■ **Page extract**:
▼

More people participating in politics: is this good for America?

Summary:  I have often advocated increased public participation as cure for our increasingly dysfunctional politics.   It’s happening, and the result might reveal a terminal weakness in American’s political regime.

The posts listed below chronicle the rise of the Tea Party movement, the first mass political movement in American since the 1960s (which saw them among conservatives, Blacks, and the left).  Increased public involvement is good news.  Mass political involvement can revitalize a political regime — if its people have common sense, seek to preserve the regime rather than their own benefits, and will work with their fellow Americans.   This combination distinguished America’s founding generation.

Although it’s too soon to draw firm conclusions, the early evidence (described in those posts) suggests that the TP supporters tend to have none of these characteristics.  However well-meaning, they seems to often exhibit the opposite of these traits:

  • ignorance rather than knowledge (e.g., faux economics, creationism, the fiscal effect of cutting waste and fraud),
  • a desire to preserve their benefits, first and foremost (seen in their recommended changes to the budget),
  • demonization not only of Obama, who has governed from the Center-Left, but also moderate Republicans

The bad news is that polls show that Tea Party supporters are typical Americans.   If so, this reveals a previously well-hidden secret of the Republic:  we have lost the capacity for effective self-government.  That we have entered the equivalent of the late Roman Republic, when its people had lost the capacity to run the Republic’s political machinery — and the only question was which shepard would manage Rome’s sheep.

▲

■ **Given records**:
▼

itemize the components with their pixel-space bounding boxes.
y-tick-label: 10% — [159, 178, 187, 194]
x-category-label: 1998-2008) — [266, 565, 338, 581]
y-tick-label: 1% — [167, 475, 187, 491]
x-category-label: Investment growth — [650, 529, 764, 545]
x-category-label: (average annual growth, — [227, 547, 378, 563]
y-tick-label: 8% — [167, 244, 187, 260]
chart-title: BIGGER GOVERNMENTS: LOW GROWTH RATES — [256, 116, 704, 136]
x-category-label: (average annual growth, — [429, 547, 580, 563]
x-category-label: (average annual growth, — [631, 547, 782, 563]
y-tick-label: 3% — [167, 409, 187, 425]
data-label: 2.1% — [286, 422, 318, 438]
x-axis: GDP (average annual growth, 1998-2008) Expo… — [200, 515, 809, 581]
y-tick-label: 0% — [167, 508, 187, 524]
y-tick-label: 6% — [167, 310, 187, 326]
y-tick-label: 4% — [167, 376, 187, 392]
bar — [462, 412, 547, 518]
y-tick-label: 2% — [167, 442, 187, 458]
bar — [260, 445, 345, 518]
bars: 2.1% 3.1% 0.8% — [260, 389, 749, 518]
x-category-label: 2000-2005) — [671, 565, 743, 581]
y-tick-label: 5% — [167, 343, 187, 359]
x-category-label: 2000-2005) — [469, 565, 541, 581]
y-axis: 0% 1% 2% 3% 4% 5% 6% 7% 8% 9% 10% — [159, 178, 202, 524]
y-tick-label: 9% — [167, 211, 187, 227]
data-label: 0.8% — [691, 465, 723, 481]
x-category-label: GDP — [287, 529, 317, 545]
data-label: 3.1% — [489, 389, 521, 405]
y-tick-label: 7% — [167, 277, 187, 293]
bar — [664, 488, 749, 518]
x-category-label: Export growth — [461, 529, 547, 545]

▲

■ **Work to do**:
• A. Rewrite everything in the political participation text from "Summary:  I have" down to "America’s founding generation.", changing "regime" to "system".
• B. Please turn each line of the listing into a Markdown table with the columns Row and Entry, where Row is a running number and Entry is the line itself, leaving out any blank lines.

■ **Results in order**:
• A.
Summary:  I have often advocated increased public participation as cure for our increasingly dysfunctional politics.   It’s happening, and the result might reveal a terminal weakness in American’s political system.

The posts listed below chronicle the rise of the Tea Party movement, the first mass political movement in American since the 1960s (which saw them among conservatives, Blacks, and the left).  Increased public involvement is good news.  Mass political involvement can revitalize a political system — if its people have common sense, seek to preserve the system rather than their own benefits, and will work with their fellow Americans.   This combination distinguished America’s founding generation.

• B.
| Row | Entry |
|---|---|
| 1 | itemize the components with their pixel-space bounding boxes. |
| 2 | y-tick-label: 10% — [159, 178, 187, 194] |
| 3 | x-category-label: 1998-2008) — [266, 565, 338, 581] |
| 4 | y-tick-label: 1% — [167, 475, 187, 491] |
| 5 | x-category-label: Investment growth — [650, 529, 764, 545] |
| 6 | x-category-label: (average annual growth, — [227, 547, 378, 563] |
| 7 | y-tick-label: 8% — [167, 244, 187, 260] |
| 8 | chart-title: BIGGER GOVERNMENTS: LOW GROWTH RATES — [256, 116, 704, 136] |
| 9 | x-category-label: (average annual growth, — [429, 547, 580, 563] |
| 10 | x-category-label: (average annual growth, — [631, 547, 782, 563] |
| 11 | y-tick-label: 3% — [167, 409, 187, 425] |
| 12 | data-label: 2.1% — [286, 422, 318, 438] |
| 13 | x-axis: GDP (average annual growth, 1998-2008) Expo… — [200, 515, 809, 581] |
| 14 | y-tick-label: 0% — [167, 508, 187, 524] |
| 15 | y-tick-label: 6% — [167, 310, 187, 326] |
| 16 | y-tick-label: 4% — [167, 376, 187, 392] |
| 17 | bar — [462, 412, 547, 518] |
| 18 | y-tick-label: 2% — [167, 442, 187, 458] |
| 19 | bar — [260, 445, 345, 518] |
| 20 | bars: 2.1% 3.1% 0.8% — [260, 389, 749, 518] |
| 21 | x-category-label: 2000-2005) — [671, 565, 743, 581] |
| 22 | y-tick-label: 5% — [167, 343, 187, 359] |
| 23 | x-category-label: 2000-2005) — [469, 565, 541, 581] |
| 24 | y-axis: 0% 1% 2% 3% 4% 5% 6% 7% 8% 9% 10% — [159, 178, 202, 524] |
| 25 | y-tick-label: 9% — [167, 211, 187, 227] |
| 26 | data-label: 0.8% — [691, 465, 723, 481] |
| 27 | x-category-label: GDP — [287, 529, 317, 545] |
| 28 | data-label: 3.1% — [489, 389, 521, 405] |
| 29 | y-tick-label: 7% — [167, 277, 187, 293] |
| 30 | bar — [664, 488, 749, 518] |
| 31 | x-category-label: Export growth — [461, 529, 547, 545] |